**TO DO**
Reproduce the entries exactly.

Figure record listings
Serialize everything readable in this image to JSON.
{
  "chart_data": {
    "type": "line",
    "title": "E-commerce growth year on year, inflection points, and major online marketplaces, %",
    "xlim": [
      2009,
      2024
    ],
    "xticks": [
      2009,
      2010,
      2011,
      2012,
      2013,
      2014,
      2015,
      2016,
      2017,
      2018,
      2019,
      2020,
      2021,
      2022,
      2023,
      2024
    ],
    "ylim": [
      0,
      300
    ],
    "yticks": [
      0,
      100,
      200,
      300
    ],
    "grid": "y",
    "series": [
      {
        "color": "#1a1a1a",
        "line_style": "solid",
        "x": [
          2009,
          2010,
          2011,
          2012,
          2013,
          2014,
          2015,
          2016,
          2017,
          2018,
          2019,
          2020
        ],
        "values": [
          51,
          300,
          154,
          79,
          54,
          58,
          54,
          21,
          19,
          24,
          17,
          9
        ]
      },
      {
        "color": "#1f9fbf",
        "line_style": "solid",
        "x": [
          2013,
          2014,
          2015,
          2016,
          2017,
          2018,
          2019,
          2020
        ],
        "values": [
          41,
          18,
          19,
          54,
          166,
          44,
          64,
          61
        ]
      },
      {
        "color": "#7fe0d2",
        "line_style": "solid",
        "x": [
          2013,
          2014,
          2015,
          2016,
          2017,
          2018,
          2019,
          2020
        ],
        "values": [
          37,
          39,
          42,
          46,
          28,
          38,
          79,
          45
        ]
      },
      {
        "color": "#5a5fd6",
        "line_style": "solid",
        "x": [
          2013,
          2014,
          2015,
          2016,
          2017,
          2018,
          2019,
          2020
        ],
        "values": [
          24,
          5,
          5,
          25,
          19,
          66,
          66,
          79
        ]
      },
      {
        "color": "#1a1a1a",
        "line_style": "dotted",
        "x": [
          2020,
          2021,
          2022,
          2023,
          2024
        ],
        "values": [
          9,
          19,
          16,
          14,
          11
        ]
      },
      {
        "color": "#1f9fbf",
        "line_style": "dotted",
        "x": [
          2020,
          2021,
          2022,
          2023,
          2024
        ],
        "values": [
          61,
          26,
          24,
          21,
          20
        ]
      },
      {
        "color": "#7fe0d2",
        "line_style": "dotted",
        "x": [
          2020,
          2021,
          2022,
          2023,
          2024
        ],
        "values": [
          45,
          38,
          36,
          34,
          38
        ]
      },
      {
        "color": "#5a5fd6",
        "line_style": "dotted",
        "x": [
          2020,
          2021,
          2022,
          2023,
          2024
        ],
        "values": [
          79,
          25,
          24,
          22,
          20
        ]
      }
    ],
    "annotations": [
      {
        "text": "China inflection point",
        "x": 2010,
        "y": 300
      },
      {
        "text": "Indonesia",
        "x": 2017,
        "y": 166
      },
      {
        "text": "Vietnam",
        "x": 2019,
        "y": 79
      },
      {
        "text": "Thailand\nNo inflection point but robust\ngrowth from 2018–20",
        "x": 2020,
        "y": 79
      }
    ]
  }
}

**THE OUTPUT**
Serialize everything readable in this image to JSON.
{
  "chart_data": {
    "type": "line",
    "title": "E-commerce growth year on year, inflection points, and major online marketplaces, %",
    "xlim": [
      2009,
      2024
    ],
    "xticks": [
      2009,
      2010,
      2011,
      2012,
      2013,
      2014,
      2015,
      2016,
      2017,
      2018,
      2019,
      2020,
      2021,
      2022,
      2023,
      2024
    ],
    "ylim": [
      0,
      300
    ],
    "yticks": [
      0,
      100,
      200,
      300
    ],
    "grid": "y",
    "series": [
      {
        "color": "#1a1a1a",
        "line_style": "solid",
        "x": [
          2009,
          2010,
          2011,
          2012,
          2013,
          2014,
          2015,
          2016,
          2017,
          2018,
          2019,
          2020
        ],
        "values": [
          51,
          300,
          154,
          79,
          54,
          58,
          54,
          21,
          19,
          24,
          17,
          9
        ]
      },
      {
        "color": "#1f9fbf",
        "line_style": "solid",
        "x": [
          2013,
          2014,
          2015,
          2016,
          2017,
          2018,
          2019,
          2020
        ],
        "values": [
          41,
          18,
          19,
          54,
          166,
          44,
          64,
          61
        ]
      },
      {
        "color": "#7fe0d2",
        "line_style": "solid",
        "x": [
          2013,
          2014,
          2015,
          2016,
          2017,
          2018,
          2019,
          2020
        ],
        "values": [
          37,
          39,
          42,
          46,
          28,
          38,
          79,
          45
        ]
      },
      {
        "color": "#5a5fd6",
        "line_style": "solid",
        "x": [
          2013,
          2014,
          2015,
          2016,
          2017,
          2018,
          2019,
          2020
        ],
        "values": [
          24,
          5,
          5,
          25,
          19,
          66,
          66,
          79
        ]
      },
      {
        "color": "#1a1a1a",
        "line_style": "dotted",
        "x": [
          2020,
          2021,
          2022,
          2023,
          2024
        ],
        "values": [
          9,
          19,
          16,
          14,
          11
        ]
      },
      {
        "color": "#1f9fbf",
        "line_style": "dotted",
        "x": [
          2020,
          2021,
          2022,
          2023,
          2024
        ],
        "values": [
          61,
          26,
          24,
          21,
          20
        ]
      },
      {
        "color": "#7fe0d2",
        "line_style": "dotted",
        "x": [
          2020,
          2021,
          2022,
          2023,
          2024
        ],
        "values": [
          45,
          38,
          36,
          34,
          38
        ]
      },
      {
        "color": "#5a5fd6",
        "line_style": "dotted",
        "x": [
          2020,
          2021,
          2022,
          2023,
          2024
        ],
        "values": [
          79,
          25,
          24,
          22,
          20
        ]
      }
    ],
    "annotations": [
      {
        "text": "China inflection point",
        "x": 2010,
        "y": 300
      },
      {
        "text": "Indonesia",
        "x": 2017,
        "y": 166
      },
      {
        "text": "Vietnam",
        "x": 2019,
        "y": 79
      },
      {
        "text": "Thailand\nNo inflection point but robust\ngrowth from 2018–20",
        "x": 2020,
        "y": 79
      }
    ]
  }
}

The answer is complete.